[Entries with figure data]
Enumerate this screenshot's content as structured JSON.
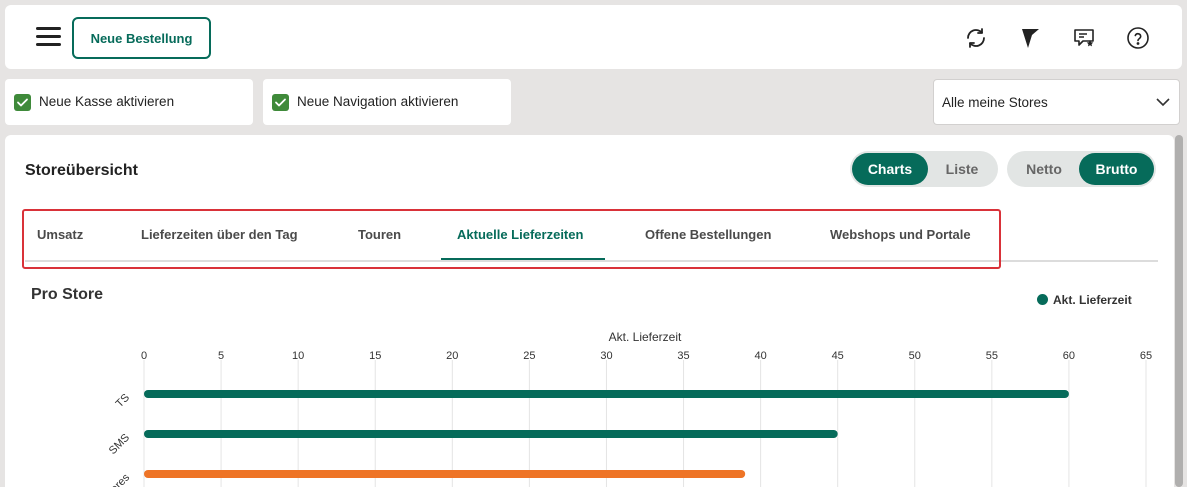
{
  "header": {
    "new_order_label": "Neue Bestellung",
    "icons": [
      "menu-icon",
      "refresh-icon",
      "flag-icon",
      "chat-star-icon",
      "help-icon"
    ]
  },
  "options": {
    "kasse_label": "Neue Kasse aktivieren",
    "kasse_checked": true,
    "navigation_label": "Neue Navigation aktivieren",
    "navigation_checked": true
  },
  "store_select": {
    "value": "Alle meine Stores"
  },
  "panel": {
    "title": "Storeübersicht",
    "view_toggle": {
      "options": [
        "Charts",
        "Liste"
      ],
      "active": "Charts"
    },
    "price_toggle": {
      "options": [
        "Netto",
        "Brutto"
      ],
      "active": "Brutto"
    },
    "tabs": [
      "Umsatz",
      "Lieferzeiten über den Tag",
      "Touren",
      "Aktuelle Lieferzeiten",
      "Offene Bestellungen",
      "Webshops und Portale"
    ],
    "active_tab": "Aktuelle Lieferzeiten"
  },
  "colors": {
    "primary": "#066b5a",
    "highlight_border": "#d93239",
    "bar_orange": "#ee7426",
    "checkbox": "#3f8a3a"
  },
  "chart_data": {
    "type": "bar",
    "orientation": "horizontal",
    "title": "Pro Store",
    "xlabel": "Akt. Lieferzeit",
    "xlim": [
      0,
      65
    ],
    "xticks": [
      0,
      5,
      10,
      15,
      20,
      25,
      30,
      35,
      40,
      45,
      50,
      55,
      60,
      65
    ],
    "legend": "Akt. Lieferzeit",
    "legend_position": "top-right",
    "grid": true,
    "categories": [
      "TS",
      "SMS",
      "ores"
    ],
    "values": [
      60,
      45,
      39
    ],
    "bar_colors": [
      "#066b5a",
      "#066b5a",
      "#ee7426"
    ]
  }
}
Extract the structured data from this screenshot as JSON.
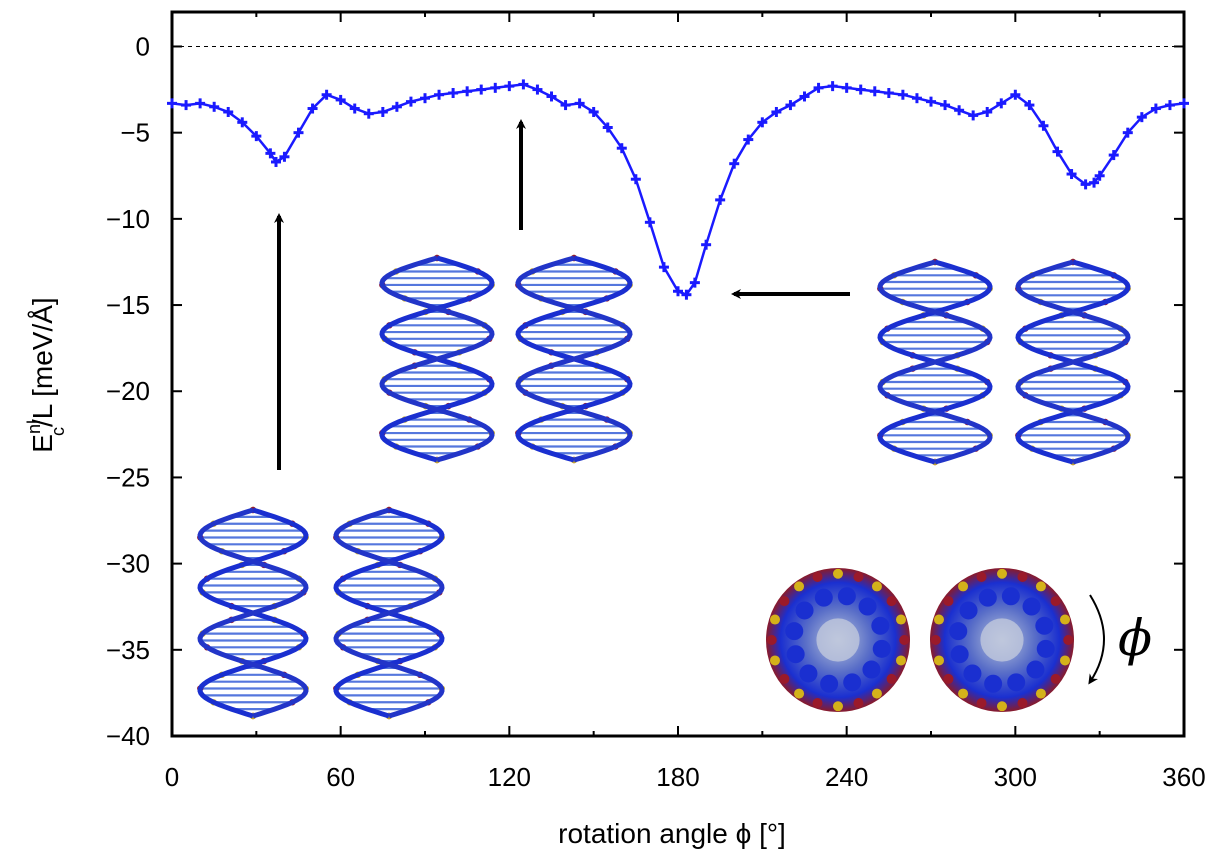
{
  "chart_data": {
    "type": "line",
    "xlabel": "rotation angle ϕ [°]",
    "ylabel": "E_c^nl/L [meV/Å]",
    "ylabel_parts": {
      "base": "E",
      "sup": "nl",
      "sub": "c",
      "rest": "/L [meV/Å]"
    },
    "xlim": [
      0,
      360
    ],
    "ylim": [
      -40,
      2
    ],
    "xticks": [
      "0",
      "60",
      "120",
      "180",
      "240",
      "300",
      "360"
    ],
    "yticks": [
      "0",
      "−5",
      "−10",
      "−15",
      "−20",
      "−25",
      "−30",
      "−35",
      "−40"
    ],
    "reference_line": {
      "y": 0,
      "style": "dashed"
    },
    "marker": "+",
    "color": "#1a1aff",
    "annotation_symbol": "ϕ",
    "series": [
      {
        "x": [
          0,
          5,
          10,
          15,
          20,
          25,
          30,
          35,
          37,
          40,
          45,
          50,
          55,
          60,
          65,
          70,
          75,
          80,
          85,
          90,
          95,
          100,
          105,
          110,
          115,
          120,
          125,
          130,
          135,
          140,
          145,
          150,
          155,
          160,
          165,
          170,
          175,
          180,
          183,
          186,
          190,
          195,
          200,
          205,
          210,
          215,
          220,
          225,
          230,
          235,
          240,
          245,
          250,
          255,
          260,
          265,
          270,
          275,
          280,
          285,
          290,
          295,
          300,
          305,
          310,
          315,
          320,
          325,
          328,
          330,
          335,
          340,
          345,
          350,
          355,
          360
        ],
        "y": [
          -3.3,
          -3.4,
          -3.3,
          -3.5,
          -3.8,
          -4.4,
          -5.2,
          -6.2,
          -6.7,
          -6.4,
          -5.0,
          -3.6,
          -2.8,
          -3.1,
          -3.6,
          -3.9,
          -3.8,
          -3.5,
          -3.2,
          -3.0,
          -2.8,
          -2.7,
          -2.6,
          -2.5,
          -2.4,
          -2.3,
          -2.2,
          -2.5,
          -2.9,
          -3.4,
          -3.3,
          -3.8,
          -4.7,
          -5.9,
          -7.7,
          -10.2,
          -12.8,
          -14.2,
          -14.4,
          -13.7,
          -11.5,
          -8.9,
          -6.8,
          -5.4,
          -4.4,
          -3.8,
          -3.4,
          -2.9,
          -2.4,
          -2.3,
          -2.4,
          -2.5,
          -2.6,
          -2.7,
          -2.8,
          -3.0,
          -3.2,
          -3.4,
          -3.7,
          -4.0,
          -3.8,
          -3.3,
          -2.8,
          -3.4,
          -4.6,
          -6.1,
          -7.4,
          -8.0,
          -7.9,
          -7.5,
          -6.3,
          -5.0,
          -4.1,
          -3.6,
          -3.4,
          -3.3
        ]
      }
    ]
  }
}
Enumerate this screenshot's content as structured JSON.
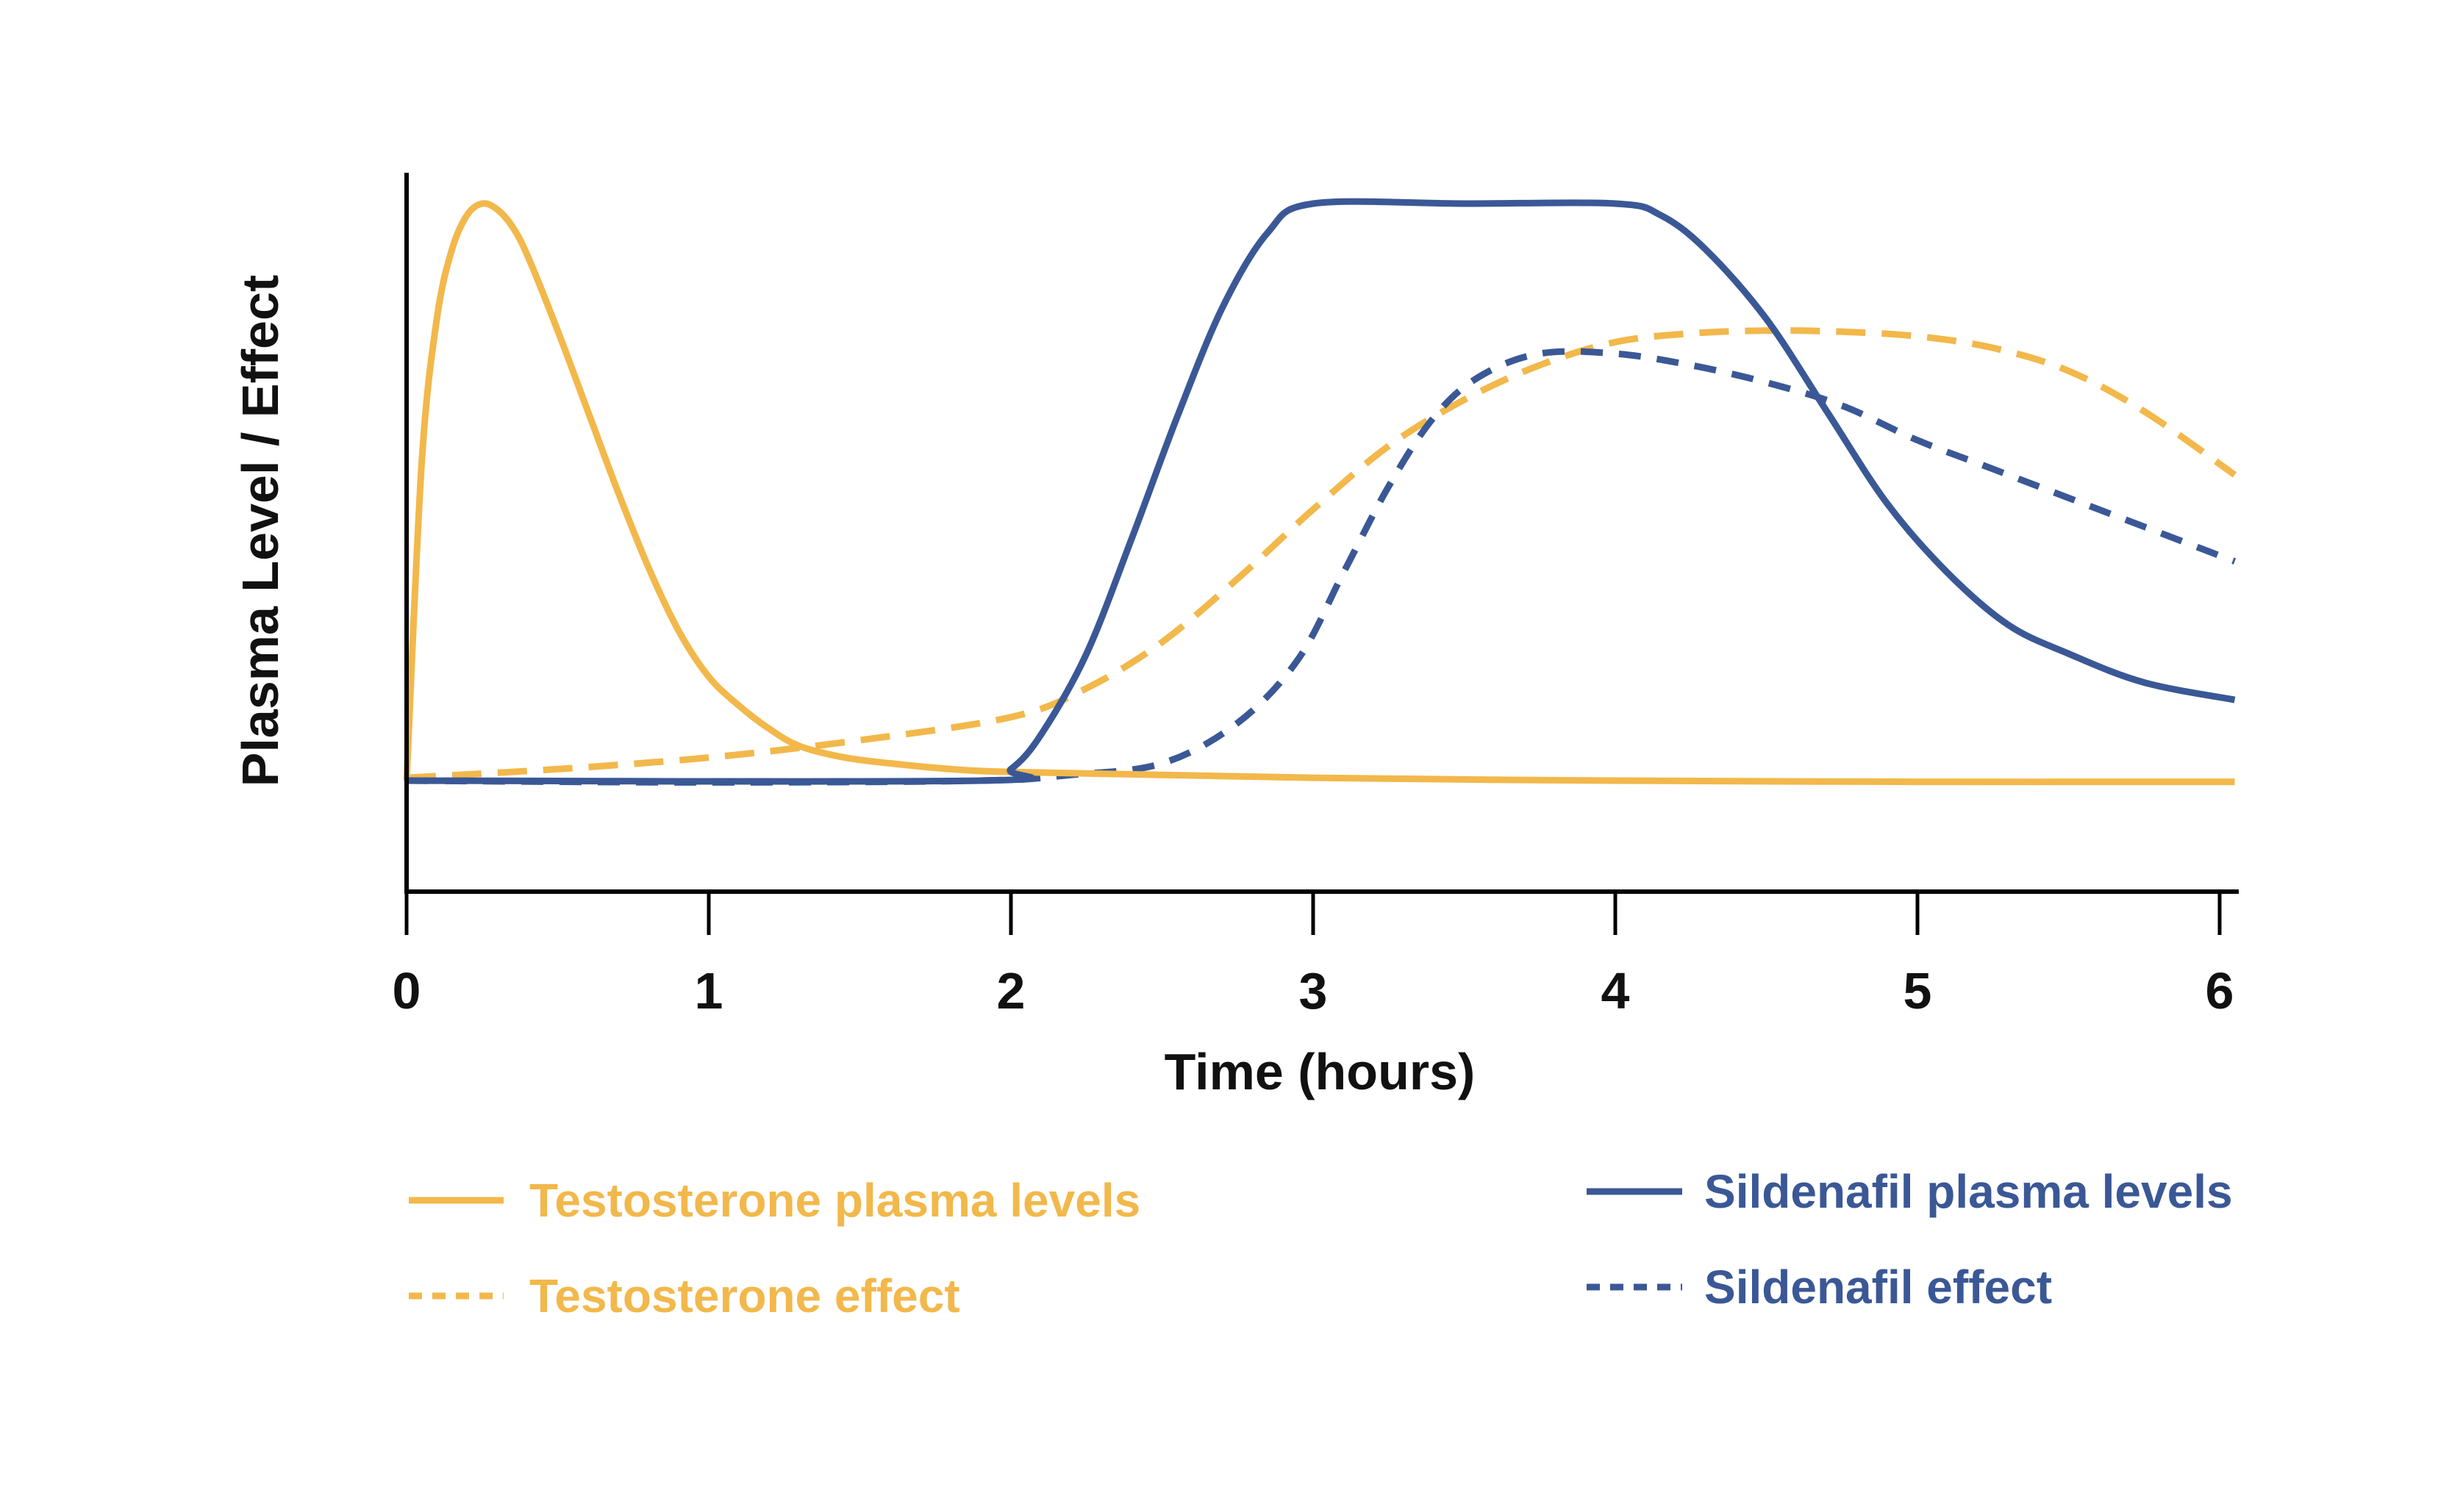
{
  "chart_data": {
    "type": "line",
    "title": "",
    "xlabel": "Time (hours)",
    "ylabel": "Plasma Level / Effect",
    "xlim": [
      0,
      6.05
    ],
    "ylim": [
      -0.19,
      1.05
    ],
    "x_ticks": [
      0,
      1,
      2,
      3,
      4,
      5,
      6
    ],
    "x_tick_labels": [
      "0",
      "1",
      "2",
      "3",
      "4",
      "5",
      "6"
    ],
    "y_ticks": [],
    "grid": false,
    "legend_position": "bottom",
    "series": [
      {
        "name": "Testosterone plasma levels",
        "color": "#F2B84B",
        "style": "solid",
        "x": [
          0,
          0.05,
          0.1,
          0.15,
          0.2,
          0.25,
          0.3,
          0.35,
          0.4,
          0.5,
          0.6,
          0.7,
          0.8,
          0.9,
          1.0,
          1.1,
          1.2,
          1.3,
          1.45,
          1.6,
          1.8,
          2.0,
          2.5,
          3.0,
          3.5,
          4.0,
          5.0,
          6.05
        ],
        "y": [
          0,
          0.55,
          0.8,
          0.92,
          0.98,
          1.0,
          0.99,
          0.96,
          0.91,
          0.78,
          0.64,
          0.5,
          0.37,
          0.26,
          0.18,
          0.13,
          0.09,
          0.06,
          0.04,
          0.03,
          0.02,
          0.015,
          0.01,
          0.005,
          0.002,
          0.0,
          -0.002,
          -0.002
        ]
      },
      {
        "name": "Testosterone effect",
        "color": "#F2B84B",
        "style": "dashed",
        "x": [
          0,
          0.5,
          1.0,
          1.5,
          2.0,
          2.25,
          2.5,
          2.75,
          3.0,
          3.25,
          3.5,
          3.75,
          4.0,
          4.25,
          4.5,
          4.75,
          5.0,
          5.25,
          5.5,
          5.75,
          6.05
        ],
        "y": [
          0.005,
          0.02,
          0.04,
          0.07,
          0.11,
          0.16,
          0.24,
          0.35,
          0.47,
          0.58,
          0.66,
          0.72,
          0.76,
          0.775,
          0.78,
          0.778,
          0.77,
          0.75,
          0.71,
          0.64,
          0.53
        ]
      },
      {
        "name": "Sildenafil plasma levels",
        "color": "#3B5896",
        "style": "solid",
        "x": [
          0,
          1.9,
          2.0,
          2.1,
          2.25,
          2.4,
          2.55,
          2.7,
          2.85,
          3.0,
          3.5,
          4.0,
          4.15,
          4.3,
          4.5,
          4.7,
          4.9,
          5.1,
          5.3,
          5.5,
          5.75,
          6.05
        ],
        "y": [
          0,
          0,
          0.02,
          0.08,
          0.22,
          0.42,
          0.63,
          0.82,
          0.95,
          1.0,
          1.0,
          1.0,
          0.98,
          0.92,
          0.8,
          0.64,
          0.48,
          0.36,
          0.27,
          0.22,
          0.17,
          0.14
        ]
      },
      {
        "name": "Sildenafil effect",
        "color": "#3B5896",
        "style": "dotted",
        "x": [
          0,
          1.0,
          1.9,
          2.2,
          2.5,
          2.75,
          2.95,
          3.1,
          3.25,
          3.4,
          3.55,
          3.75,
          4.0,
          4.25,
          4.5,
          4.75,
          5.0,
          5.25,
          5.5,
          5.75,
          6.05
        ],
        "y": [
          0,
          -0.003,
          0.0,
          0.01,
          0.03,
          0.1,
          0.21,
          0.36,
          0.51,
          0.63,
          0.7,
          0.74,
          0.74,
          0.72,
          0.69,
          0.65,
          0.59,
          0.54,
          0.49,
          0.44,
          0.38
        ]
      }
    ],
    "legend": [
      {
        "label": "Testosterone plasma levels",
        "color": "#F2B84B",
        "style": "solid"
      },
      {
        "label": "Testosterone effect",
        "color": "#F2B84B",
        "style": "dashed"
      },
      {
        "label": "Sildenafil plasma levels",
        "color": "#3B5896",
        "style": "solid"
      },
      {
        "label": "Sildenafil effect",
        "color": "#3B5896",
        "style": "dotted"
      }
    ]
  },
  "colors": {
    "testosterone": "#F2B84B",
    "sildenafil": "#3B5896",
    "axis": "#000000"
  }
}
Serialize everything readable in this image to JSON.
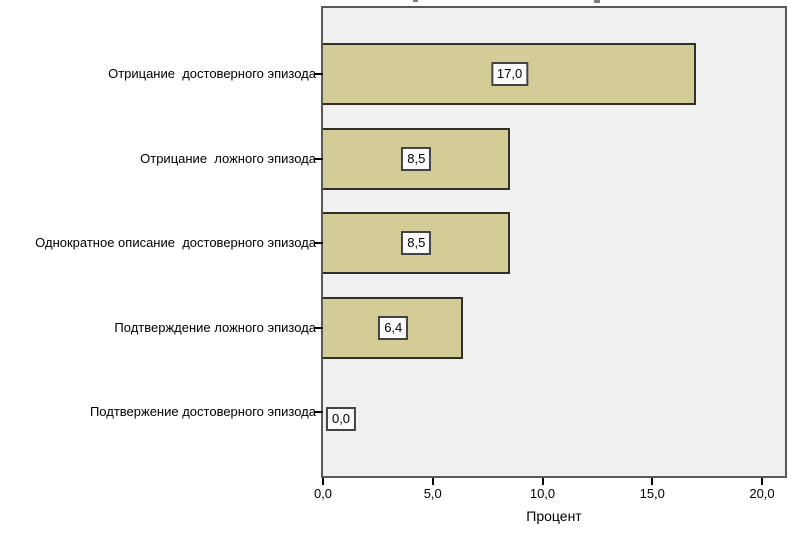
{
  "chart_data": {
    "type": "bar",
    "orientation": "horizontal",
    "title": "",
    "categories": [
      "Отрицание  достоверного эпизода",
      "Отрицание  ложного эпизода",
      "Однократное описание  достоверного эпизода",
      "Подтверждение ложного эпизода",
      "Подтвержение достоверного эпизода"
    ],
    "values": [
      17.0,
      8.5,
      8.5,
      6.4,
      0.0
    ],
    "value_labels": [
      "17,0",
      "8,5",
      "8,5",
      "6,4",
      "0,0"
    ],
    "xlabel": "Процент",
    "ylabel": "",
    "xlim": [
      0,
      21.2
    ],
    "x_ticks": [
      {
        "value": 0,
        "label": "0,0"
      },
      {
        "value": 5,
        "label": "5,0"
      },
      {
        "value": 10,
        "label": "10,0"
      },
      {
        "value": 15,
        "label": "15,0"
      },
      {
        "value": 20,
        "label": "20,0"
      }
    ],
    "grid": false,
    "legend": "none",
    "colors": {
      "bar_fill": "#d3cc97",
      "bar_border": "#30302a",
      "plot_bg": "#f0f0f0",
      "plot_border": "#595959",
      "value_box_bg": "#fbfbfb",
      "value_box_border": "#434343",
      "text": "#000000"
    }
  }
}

• _Exercise objective_
Every line of the records that includes the word "name" should be gathered.

• _Result of the task_
        "name": "Testosterone plasma levels",
        "name": "Testosterone effect",
        "name": "Sildenafil plasma levels",
        "name": "Sildenafil effect",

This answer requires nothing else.